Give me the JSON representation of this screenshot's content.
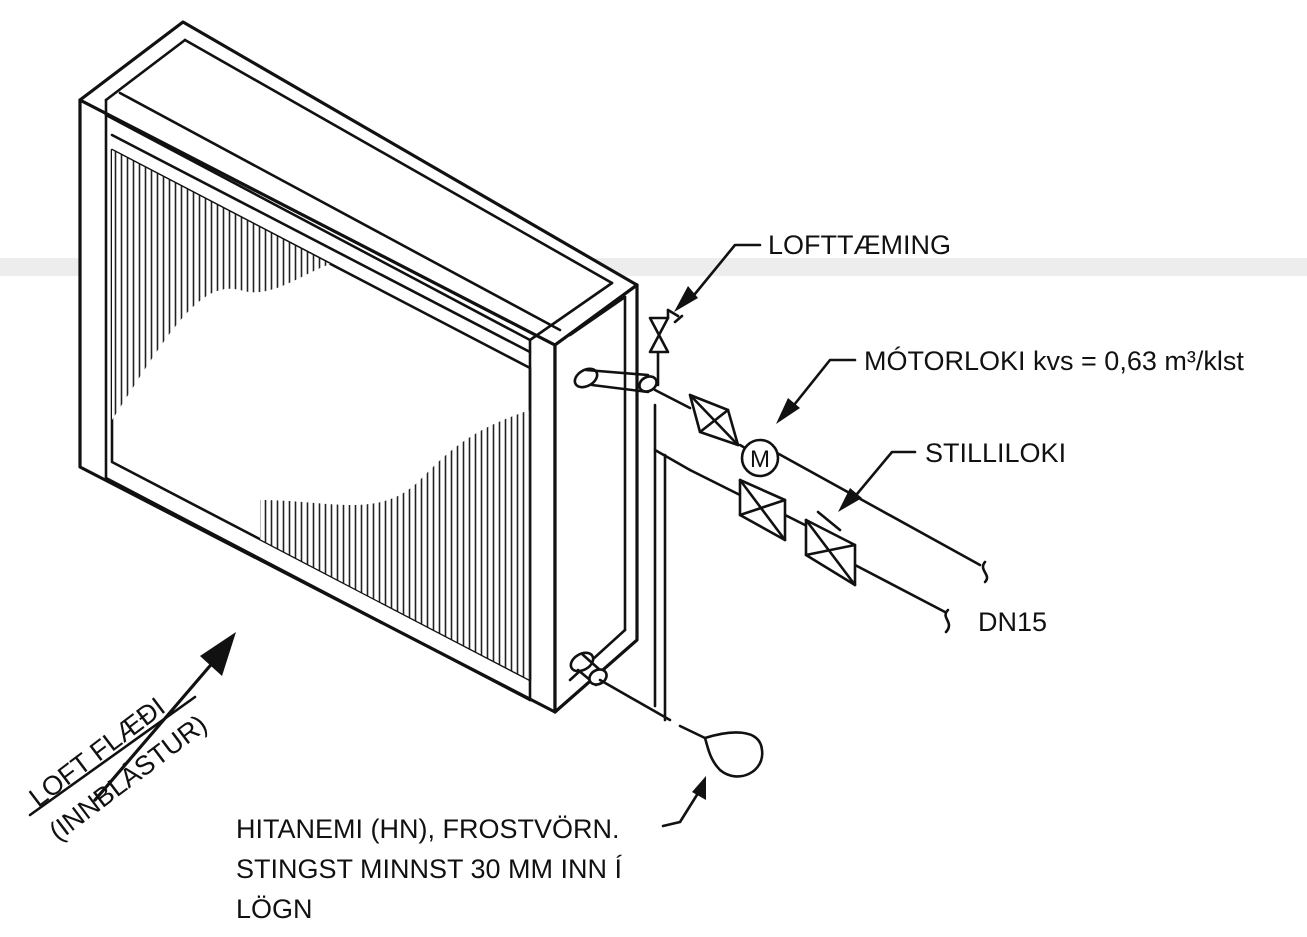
{
  "labels": {
    "lofttaeming": "LOFTTÆMING",
    "motorloki": "MÓTORLOKI kvs = 0,63 m³/klst",
    "stilliloki": "STILLILOKI",
    "dn15": "DN15",
    "motor_symbol": "M",
    "hitanemi_line1": "HITANEMI (HN), FROSTVÖRN.",
    "hitanemi_line2": "STINGST MINNST 30 MM INN Í",
    "hitanemi_line3": "LÖGN",
    "airflow_line1": "LOFT FLÆÐI",
    "airflow_line2": "(INNBLÁSTUR)"
  },
  "colors": {
    "ink": "#111111",
    "paper": "#ffffff",
    "scan_band": "#d8d8d8"
  }
}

---

■ PROBLEM DETAILS
Write out the listing above exactly as it stands, pictures excluded.

■ WRITTEN SOLUTION
Give me the JSON representation of this screenshot's content.
{
  "labels": {
    "lofttaeming": "LOFTTÆMING",
    "motorloki": "MÓTORLOKI kvs = 0,63 m³/klst",
    "stilliloki": "STILLILOKI",
    "dn15": "DN15",
    "motor_symbol": "M",
    "hitanemi_line1": "HITANEMI (HN), FROSTVÖRN.",
    "hitanemi_line2": "STINGST MINNST 30 MM INN Í",
    "hitanemi_line3": "LÖGN",
    "airflow_line1": "LOFT FLÆÐI",
    "airflow_line2": "(INNBLÁSTUR)"
  },
  "colors": {
    "ink": "#111111",
    "paper": "#ffffff",
    "scan_band": "#d8d8d8"
  }
}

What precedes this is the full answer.